## TASK TO CARRY OUT
Go through the listing below and gather every line with the word "Percentage".

## PROVIDED RECORDS
○ ○ ○ ○

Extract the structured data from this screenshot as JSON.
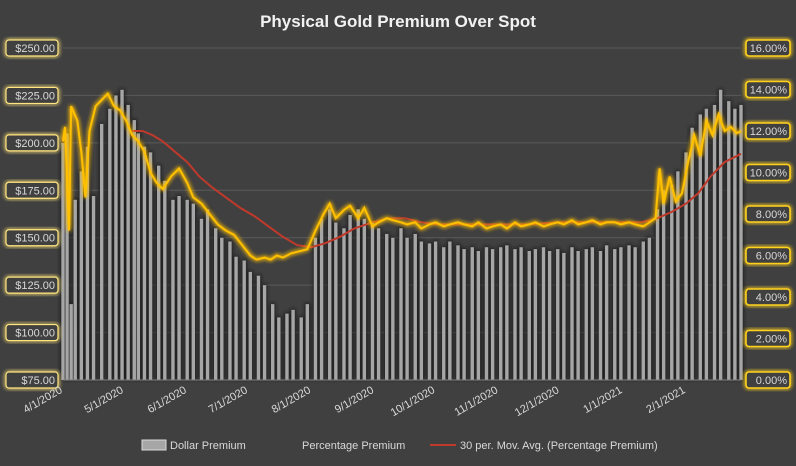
{
  "chart_data": {
    "type": "bar+line",
    "title": "Physical Gold Premium Over Spot",
    "x_start": "2020-04-01",
    "x_end": "2021-02-28",
    "x_tick_labels": [
      "4/1/2020",
      "5/1/2020",
      "6/1/2020",
      "7/1/2020",
      "8/1/2020",
      "9/1/2020",
      "10/1/2020",
      "11/1/2020",
      "12/1/2020",
      "1/1/2021",
      "2/1/2021"
    ],
    "x_tick_dates": [
      "2020-04-01",
      "2020-05-01",
      "2020-06-01",
      "2020-07-01",
      "2020-08-01",
      "2020-09-01",
      "2020-10-01",
      "2020-11-01",
      "2020-12-01",
      "2021-01-01",
      "2021-02-01"
    ],
    "y_left": {
      "min": 75,
      "max": 250,
      "step": 25,
      "labels": [
        "$75.00",
        "$100.00",
        "$125.00",
        "$150.00",
        "$175.00",
        "$200.00",
        "$225.00",
        "$250.00"
      ]
    },
    "y_right": {
      "min": 0,
      "max": 16,
      "step": 2,
      "labels": [
        "0.00%",
        "2.00%",
        "4.00%",
        "6.00%",
        "8.00%",
        "10.00%",
        "12.00%",
        "14.00%",
        "16.00%"
      ]
    },
    "grid": true,
    "legend_position": "bottom",
    "series": [
      {
        "name": "Dollar Premium",
        "kind": "bar",
        "axis": "left",
        "color": "#A6A6A6",
        "points": [
          [
            "2020-04-01",
            200
          ],
          [
            "2020-04-03",
            205
          ],
          [
            "2020-04-05",
            115
          ],
          [
            "2020-04-07",
            170
          ],
          [
            "2020-04-10",
            185
          ],
          [
            "2020-04-13",
            198
          ],
          [
            "2020-04-16",
            172
          ],
          [
            "2020-04-20",
            210
          ],
          [
            "2020-04-24",
            218
          ],
          [
            "2020-04-27",
            225
          ],
          [
            "2020-04-30",
            228
          ],
          [
            "2020-05-03",
            220
          ],
          [
            "2020-05-06",
            212
          ],
          [
            "2020-05-08",
            205
          ],
          [
            "2020-05-11",
            198
          ],
          [
            "2020-05-14",
            195
          ],
          [
            "2020-05-18",
            188
          ],
          [
            "2020-05-21",
            180
          ],
          [
            "2020-05-25",
            170
          ],
          [
            "2020-05-28",
            172
          ],
          [
            "2020-06-01",
            170
          ],
          [
            "2020-06-04",
            168
          ],
          [
            "2020-06-08",
            160
          ],
          [
            "2020-06-11",
            165
          ],
          [
            "2020-06-15",
            155
          ],
          [
            "2020-06-18",
            150
          ],
          [
            "2020-06-22",
            148
          ],
          [
            "2020-06-25",
            140
          ],
          [
            "2020-06-29",
            138
          ],
          [
            "2020-07-02",
            132
          ],
          [
            "2020-07-06",
            130
          ],
          [
            "2020-07-09",
            125
          ],
          [
            "2020-07-13",
            115
          ],
          [
            "2020-07-16",
            108
          ],
          [
            "2020-07-20",
            110
          ],
          [
            "2020-07-23",
            112
          ],
          [
            "2020-07-27",
            108
          ],
          [
            "2020-07-30",
            115
          ],
          [
            "2020-08-03",
            150
          ],
          [
            "2020-08-06",
            160
          ],
          [
            "2020-08-10",
            165
          ],
          [
            "2020-08-13",
            158
          ],
          [
            "2020-08-17",
            155
          ],
          [
            "2020-08-20",
            162
          ],
          [
            "2020-08-24",
            165
          ],
          [
            "2020-08-27",
            160
          ],
          [
            "2020-08-31",
            158
          ],
          [
            "2020-09-03",
            155
          ],
          [
            "2020-09-07",
            152
          ],
          [
            "2020-09-10",
            150
          ],
          [
            "2020-09-14",
            155
          ],
          [
            "2020-09-17",
            150
          ],
          [
            "2020-09-21",
            152
          ],
          [
            "2020-09-24",
            148
          ],
          [
            "2020-09-28",
            147
          ],
          [
            "2020-10-01",
            148
          ],
          [
            "2020-10-05",
            145
          ],
          [
            "2020-10-08",
            148
          ],
          [
            "2020-10-12",
            146
          ],
          [
            "2020-10-15",
            144
          ],
          [
            "2020-10-19",
            145
          ],
          [
            "2020-10-22",
            143
          ],
          [
            "2020-10-26",
            145
          ],
          [
            "2020-10-29",
            144
          ],
          [
            "2020-11-02",
            145
          ],
          [
            "2020-11-05",
            146
          ],
          [
            "2020-11-09",
            144
          ],
          [
            "2020-11-12",
            145
          ],
          [
            "2020-11-16",
            143
          ],
          [
            "2020-11-19",
            144
          ],
          [
            "2020-11-23",
            145
          ],
          [
            "2020-11-26",
            143
          ],
          [
            "2020-11-30",
            144
          ],
          [
            "2020-12-03",
            142
          ],
          [
            "2020-12-07",
            145
          ],
          [
            "2020-12-10",
            143
          ],
          [
            "2020-12-14",
            144
          ],
          [
            "2020-12-17",
            145
          ],
          [
            "2020-12-21",
            143
          ],
          [
            "2020-12-24",
            146
          ],
          [
            "2020-12-28",
            144
          ],
          [
            "2020-12-31",
            145
          ],
          [
            "2021-01-04",
            146
          ],
          [
            "2021-01-07",
            145
          ],
          [
            "2021-01-11",
            148
          ],
          [
            "2021-01-14",
            150
          ],
          [
            "2021-01-18",
            165
          ],
          [
            "2021-01-21",
            175
          ],
          [
            "2021-01-25",
            178
          ],
          [
            "2021-01-28",
            185
          ],
          [
            "2021-02-01",
            195
          ],
          [
            "2021-02-04",
            208
          ],
          [
            "2021-02-08",
            215
          ],
          [
            "2021-02-11",
            218
          ],
          [
            "2021-02-15",
            220
          ],
          [
            "2021-02-18",
            228
          ],
          [
            "2021-02-22",
            222
          ],
          [
            "2021-02-25",
            218
          ],
          [
            "2021-02-28",
            220
          ]
        ]
      },
      {
        "name": "Percentage Premium",
        "kind": "line",
        "axis": "right",
        "color": "#FFC000",
        "points": [
          [
            "2020-04-01",
            11.5
          ],
          [
            "2020-04-02",
            12.2
          ],
          [
            "2020-04-04",
            7.2
          ],
          [
            "2020-04-05",
            13.2
          ],
          [
            "2020-04-08",
            12.5
          ],
          [
            "2020-04-10",
            11.0
          ],
          [
            "2020-04-12",
            8.8
          ],
          [
            "2020-04-14",
            12.0
          ],
          [
            "2020-04-17",
            13.2
          ],
          [
            "2020-04-20",
            13.5
          ],
          [
            "2020-04-23",
            13.8
          ],
          [
            "2020-04-26",
            13.2
          ],
          [
            "2020-04-29",
            13.0
          ],
          [
            "2020-05-02",
            12.5
          ],
          [
            "2020-05-05",
            11.8
          ],
          [
            "2020-05-08",
            11.5
          ],
          [
            "2020-05-11",
            11.0
          ],
          [
            "2020-05-14",
            10.0
          ],
          [
            "2020-05-17",
            9.5
          ],
          [
            "2020-05-20",
            9.2
          ],
          [
            "2020-05-24",
            9.8
          ],
          [
            "2020-05-28",
            10.2
          ],
          [
            "2020-06-01",
            9.5
          ],
          [
            "2020-06-04",
            8.8
          ],
          [
            "2020-06-08",
            8.5
          ],
          [
            "2020-06-12",
            8.0
          ],
          [
            "2020-06-16",
            7.5
          ],
          [
            "2020-06-20",
            7.2
          ],
          [
            "2020-06-24",
            7.0
          ],
          [
            "2020-06-28",
            6.5
          ],
          [
            "2020-07-02",
            6.0
          ],
          [
            "2020-07-05",
            5.8
          ],
          [
            "2020-07-09",
            5.9
          ],
          [
            "2020-07-12",
            5.8
          ],
          [
            "2020-07-15",
            6.0
          ],
          [
            "2020-07-18",
            5.9
          ],
          [
            "2020-07-22",
            6.1
          ],
          [
            "2020-07-26",
            6.2
          ],
          [
            "2020-07-30",
            6.3
          ],
          [
            "2020-08-03",
            7.2
          ],
          [
            "2020-08-07",
            8.0
          ],
          [
            "2020-08-10",
            8.5
          ],
          [
            "2020-08-13",
            7.8
          ],
          [
            "2020-08-17",
            8.2
          ],
          [
            "2020-08-20",
            8.4
          ],
          [
            "2020-08-24",
            7.8
          ],
          [
            "2020-08-27",
            8.3
          ],
          [
            "2020-08-31",
            7.4
          ],
          [
            "2020-09-03",
            7.6
          ],
          [
            "2020-09-07",
            7.8
          ],
          [
            "2020-09-10",
            7.7
          ],
          [
            "2020-09-14",
            7.6
          ],
          [
            "2020-09-17",
            7.5
          ],
          [
            "2020-09-21",
            7.6
          ],
          [
            "2020-09-24",
            7.3
          ],
          [
            "2020-09-28",
            7.5
          ],
          [
            "2020-10-01",
            7.6
          ],
          [
            "2020-10-05",
            7.4
          ],
          [
            "2020-10-08",
            7.5
          ],
          [
            "2020-10-12",
            7.6
          ],
          [
            "2020-10-15",
            7.5
          ],
          [
            "2020-10-19",
            7.4
          ],
          [
            "2020-10-22",
            7.6
          ],
          [
            "2020-10-26",
            7.3
          ],
          [
            "2020-10-29",
            7.4
          ],
          [
            "2020-11-02",
            7.5
          ],
          [
            "2020-11-05",
            7.3
          ],
          [
            "2020-11-09",
            7.6
          ],
          [
            "2020-11-12",
            7.4
          ],
          [
            "2020-11-16",
            7.5
          ],
          [
            "2020-11-19",
            7.6
          ],
          [
            "2020-11-23",
            7.4
          ],
          [
            "2020-11-26",
            7.5
          ],
          [
            "2020-11-30",
            7.6
          ],
          [
            "2020-12-03",
            7.5
          ],
          [
            "2020-12-07",
            7.7
          ],
          [
            "2020-12-10",
            7.5
          ],
          [
            "2020-12-14",
            7.6
          ],
          [
            "2020-12-17",
            7.7
          ],
          [
            "2020-12-21",
            7.5
          ],
          [
            "2020-12-24",
            7.6
          ],
          [
            "2020-12-28",
            7.6
          ],
          [
            "2020-12-31",
            7.5
          ],
          [
            "2021-01-04",
            7.6
          ],
          [
            "2021-01-07",
            7.5
          ],
          [
            "2021-01-11",
            7.4
          ],
          [
            "2021-01-14",
            7.6
          ],
          [
            "2021-01-17",
            7.8
          ],
          [
            "2021-01-19",
            10.2
          ],
          [
            "2021-01-21",
            8.5
          ],
          [
            "2021-01-24",
            9.8
          ],
          [
            "2021-01-27",
            8.6
          ],
          [
            "2021-01-30",
            9.0
          ],
          [
            "2021-02-02",
            10.5
          ],
          [
            "2021-02-05",
            11.8
          ],
          [
            "2021-02-08",
            10.8
          ],
          [
            "2021-02-11",
            12.5
          ],
          [
            "2021-02-14",
            11.8
          ],
          [
            "2021-02-17",
            12.8
          ],
          [
            "2021-02-20",
            12.0
          ],
          [
            "2021-02-23",
            12.2
          ],
          [
            "2021-02-26",
            11.9
          ],
          [
            "2021-02-28",
            12.0
          ]
        ]
      },
      {
        "name": "30 per. Mov. Avg. (Percentage Premium)",
        "kind": "line",
        "axis": "right",
        "color": "#C0392B",
        "points": [
          [
            "2020-05-05",
            12.0
          ],
          [
            "2020-05-10",
            12.0
          ],
          [
            "2020-05-15",
            11.8
          ],
          [
            "2020-05-20",
            11.5
          ],
          [
            "2020-05-26",
            11.0
          ],
          [
            "2020-06-01",
            10.5
          ],
          [
            "2020-06-07",
            9.8
          ],
          [
            "2020-06-13",
            9.3
          ],
          [
            "2020-06-20",
            8.8
          ],
          [
            "2020-06-27",
            8.3
          ],
          [
            "2020-07-04",
            7.9
          ],
          [
            "2020-07-11",
            7.4
          ],
          [
            "2020-07-18",
            6.9
          ],
          [
            "2020-07-25",
            6.5
          ],
          [
            "2020-08-01",
            6.4
          ],
          [
            "2020-08-08",
            6.6
          ],
          [
            "2020-08-15",
            6.9
          ],
          [
            "2020-08-22",
            7.3
          ],
          [
            "2020-08-31",
            7.6
          ],
          [
            "2020-09-08",
            7.8
          ],
          [
            "2020-09-16",
            7.8
          ],
          [
            "2020-09-24",
            7.6
          ],
          [
            "2020-10-02",
            7.5
          ],
          [
            "2020-10-15",
            7.5
          ],
          [
            "2020-11-01",
            7.5
          ],
          [
            "2020-11-15",
            7.5
          ],
          [
            "2020-12-01",
            7.6
          ],
          [
            "2020-12-15",
            7.6
          ],
          [
            "2021-01-01",
            7.6
          ],
          [
            "2021-01-10",
            7.6
          ],
          [
            "2021-01-18",
            7.8
          ],
          [
            "2021-01-25",
            8.1
          ],
          [
            "2021-02-01",
            8.5
          ],
          [
            "2021-02-07",
            9.0
          ],
          [
            "2021-02-13",
            9.8
          ],
          [
            "2021-02-20",
            10.5
          ],
          [
            "2021-02-28",
            10.9
          ]
        ]
      }
    ]
  }
}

○ ○ ○ ○

## FULL ANSWER
        "name": "Percentage Premium",
        "name": "30 per. Mov. Avg. (Percentage Premium)",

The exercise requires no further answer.